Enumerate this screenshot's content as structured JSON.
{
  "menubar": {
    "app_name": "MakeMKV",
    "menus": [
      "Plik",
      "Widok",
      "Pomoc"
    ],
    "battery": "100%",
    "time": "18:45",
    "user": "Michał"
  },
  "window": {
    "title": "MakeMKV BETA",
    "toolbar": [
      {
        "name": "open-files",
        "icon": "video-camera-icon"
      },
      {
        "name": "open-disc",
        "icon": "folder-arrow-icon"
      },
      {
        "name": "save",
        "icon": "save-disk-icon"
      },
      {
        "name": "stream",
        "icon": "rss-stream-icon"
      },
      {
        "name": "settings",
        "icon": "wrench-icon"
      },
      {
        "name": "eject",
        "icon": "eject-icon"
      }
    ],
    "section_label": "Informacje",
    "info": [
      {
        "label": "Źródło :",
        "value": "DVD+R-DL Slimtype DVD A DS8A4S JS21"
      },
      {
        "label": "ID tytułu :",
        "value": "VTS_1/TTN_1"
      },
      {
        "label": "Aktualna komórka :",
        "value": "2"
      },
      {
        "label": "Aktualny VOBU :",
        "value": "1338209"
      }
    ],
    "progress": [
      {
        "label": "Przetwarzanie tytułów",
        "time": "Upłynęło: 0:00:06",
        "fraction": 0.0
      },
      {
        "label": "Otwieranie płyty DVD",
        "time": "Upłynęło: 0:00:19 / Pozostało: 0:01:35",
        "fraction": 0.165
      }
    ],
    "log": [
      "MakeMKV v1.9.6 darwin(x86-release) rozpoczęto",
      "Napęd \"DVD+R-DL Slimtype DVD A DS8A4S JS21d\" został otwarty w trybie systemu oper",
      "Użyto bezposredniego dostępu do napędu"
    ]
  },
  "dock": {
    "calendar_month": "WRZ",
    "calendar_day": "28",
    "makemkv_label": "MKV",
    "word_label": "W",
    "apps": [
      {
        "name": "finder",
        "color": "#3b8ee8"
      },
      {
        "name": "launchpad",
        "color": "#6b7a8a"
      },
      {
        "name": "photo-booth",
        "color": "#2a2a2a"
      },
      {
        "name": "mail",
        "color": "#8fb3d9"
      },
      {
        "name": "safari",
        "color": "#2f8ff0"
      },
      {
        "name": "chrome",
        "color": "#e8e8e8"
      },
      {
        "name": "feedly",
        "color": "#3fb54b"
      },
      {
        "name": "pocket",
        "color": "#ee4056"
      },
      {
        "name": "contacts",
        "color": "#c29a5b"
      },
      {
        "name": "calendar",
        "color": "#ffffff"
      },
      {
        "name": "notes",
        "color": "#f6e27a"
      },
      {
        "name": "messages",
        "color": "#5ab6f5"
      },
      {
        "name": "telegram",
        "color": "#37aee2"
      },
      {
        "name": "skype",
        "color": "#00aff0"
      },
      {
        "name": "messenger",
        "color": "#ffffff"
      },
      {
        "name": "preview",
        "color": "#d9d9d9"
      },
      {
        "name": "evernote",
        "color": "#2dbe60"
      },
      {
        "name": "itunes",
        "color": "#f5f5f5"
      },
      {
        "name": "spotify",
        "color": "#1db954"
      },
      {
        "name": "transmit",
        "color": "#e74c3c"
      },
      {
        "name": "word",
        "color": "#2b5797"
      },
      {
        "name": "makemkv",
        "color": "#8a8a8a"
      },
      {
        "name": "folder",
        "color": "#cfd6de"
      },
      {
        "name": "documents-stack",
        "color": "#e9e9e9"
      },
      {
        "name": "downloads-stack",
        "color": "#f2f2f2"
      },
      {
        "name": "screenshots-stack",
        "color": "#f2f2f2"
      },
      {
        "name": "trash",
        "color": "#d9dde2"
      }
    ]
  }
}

* _TASK TO CARRY OUT_: Determine the count of lines in the data above with the string "Slimtype" in them, and give that count alone.

* _IN RESPONSE_: 2